(Extract to read)

There were several posts about EVs and China this week.
Nissan thinks the future of the EV depends on China. Green Car Reports cites the remarks of Renault-Nissan CEO Carlos Ghosn who recently told the Associated Press that when China gets serious about greenhouse gas emissions, this will bring on “the explosion of the electric car.” Both Renault and Nissan have bet heavily on electricity as the primary threat to fossil fuels.Together, Renault and Nissan have sold over 100,000 electric cars, the majority of them Nissan Leafs. A vast fleet of electric cars is a stated goal of the Chinese government’s new motor vehicle policy although how it will translate into sales is unclear.
In this regard, Xinhua reported on China’s new energy-vehicle policy. Last month the country’s Minister of Finance announced subsidies will be provided to promote new-energy vehicles from 2013 to 2015. The subsidies will be made available to manufacturers of pure electric automobiles, plug-in hybrid electric vehicles and fuel cell vehicles. The buyers of these EVs are expected to be government organizations, public institutions and public transportation.
The key target regions will be mega-cities or city clusters, as they are under heavy pressure to save energy and cut emissions, for example the Beijing-Tianjin-Hebei cluster, the Yangtze River Delta area and the Pearl River Delta region.
See also CleanBizAsia, China shifts gears with revamped e-vehicle policy.

(End Extract to read)

*Assignment 1*. Copy the passage from the post on electric cars and China word for word, starting with "In this regard, Xinhua" and going on through "River Delta region.".
*Assignment 2*. In the post on electric cars and China, who are the buyers of the subsidized new-energy vehicles expected to be?

(Dataset entries)

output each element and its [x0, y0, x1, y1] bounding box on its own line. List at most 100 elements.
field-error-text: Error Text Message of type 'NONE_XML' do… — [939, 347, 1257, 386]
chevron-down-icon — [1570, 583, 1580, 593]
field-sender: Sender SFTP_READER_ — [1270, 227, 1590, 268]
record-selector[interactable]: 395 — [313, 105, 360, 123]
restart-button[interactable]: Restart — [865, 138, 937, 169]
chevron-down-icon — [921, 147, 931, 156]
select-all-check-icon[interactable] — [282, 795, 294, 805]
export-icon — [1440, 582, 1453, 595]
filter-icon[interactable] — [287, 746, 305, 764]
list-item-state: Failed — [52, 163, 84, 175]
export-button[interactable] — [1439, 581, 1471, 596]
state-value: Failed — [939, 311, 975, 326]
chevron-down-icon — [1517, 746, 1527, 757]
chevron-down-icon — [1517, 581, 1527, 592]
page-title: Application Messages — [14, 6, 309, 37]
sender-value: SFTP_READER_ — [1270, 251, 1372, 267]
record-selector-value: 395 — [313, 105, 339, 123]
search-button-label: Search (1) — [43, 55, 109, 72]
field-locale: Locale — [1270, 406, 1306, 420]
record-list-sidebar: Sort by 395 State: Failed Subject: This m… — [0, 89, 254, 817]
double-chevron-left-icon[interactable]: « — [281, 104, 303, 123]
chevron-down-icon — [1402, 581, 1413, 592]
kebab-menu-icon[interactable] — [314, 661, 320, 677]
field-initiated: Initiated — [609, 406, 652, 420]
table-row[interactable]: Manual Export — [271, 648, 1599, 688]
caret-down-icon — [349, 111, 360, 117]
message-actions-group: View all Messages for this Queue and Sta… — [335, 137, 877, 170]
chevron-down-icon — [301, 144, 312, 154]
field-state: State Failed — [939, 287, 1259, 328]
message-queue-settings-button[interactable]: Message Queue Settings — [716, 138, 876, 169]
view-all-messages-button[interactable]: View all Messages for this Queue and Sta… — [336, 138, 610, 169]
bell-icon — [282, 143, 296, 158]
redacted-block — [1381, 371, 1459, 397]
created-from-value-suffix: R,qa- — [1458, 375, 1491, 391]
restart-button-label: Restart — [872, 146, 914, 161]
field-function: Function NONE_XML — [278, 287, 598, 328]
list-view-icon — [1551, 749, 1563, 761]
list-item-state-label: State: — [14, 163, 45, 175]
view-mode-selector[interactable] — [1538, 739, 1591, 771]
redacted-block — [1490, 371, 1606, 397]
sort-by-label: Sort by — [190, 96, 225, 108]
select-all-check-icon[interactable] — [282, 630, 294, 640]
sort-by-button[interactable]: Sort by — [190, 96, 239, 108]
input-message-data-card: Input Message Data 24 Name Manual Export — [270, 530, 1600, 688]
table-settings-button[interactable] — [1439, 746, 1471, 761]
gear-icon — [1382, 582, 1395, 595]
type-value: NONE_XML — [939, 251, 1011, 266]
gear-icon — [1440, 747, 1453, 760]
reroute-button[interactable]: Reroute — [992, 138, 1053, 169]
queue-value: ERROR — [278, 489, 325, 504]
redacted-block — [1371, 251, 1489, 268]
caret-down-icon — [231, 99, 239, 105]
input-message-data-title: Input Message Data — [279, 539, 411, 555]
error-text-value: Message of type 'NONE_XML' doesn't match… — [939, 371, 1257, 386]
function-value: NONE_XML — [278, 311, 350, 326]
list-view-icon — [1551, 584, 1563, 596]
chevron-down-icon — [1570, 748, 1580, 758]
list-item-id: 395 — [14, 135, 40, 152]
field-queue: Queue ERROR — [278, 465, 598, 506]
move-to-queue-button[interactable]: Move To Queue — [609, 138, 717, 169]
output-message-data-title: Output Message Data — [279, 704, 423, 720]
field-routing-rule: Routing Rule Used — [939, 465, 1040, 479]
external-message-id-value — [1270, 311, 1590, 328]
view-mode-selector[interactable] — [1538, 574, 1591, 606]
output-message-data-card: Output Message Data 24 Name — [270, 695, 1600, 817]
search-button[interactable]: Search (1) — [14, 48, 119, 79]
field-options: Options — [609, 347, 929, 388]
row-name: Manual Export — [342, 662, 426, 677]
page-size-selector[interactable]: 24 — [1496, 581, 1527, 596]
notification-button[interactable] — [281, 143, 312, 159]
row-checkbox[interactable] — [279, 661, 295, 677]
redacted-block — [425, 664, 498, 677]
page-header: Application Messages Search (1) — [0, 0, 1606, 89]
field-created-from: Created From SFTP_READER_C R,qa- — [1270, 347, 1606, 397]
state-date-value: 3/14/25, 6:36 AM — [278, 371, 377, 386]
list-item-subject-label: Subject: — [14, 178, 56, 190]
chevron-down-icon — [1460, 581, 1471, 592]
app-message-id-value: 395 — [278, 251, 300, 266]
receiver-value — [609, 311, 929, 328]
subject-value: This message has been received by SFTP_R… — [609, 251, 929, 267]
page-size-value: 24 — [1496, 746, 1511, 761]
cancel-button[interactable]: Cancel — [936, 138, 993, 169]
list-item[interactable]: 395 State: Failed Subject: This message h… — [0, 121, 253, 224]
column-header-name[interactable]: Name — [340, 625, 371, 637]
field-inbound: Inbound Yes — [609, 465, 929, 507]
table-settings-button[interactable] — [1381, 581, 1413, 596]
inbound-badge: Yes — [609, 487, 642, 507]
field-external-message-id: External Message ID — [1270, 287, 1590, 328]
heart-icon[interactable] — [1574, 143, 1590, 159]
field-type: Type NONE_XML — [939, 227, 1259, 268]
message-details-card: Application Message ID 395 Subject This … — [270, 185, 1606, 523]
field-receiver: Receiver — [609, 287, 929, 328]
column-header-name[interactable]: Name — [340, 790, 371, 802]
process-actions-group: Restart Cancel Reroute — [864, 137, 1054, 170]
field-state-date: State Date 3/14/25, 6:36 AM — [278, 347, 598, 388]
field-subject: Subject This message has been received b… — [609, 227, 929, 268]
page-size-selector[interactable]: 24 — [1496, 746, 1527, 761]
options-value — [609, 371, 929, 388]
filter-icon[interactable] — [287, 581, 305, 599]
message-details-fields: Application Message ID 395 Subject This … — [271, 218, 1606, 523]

(End Dataset entries)

*Expected output 1*.
In this regard, Xinhua reported on China’s new energy-vehicle policy. Last month the country’s Minister of Finance announced subsidies will be provided to promote new-energy vehicles from 2013 to 2015. The subsidies will be made available to manufacturers of pure electric automobiles, plug-in hybrid electric vehicles and fuel cell vehicles. The buyers of these EVs are expected to be government organizations, public institutions and public transportation.
The key target regions will be mega-cities or city clusters, as they are under heavy pressure to save energy and cut emissions, for example the Beijing-Tianjin-Hebei cluster, the Yangtze River Delta area and the Pearl River Delta region.

*Expected output 2*. Government organizations, public institutions and public transportation.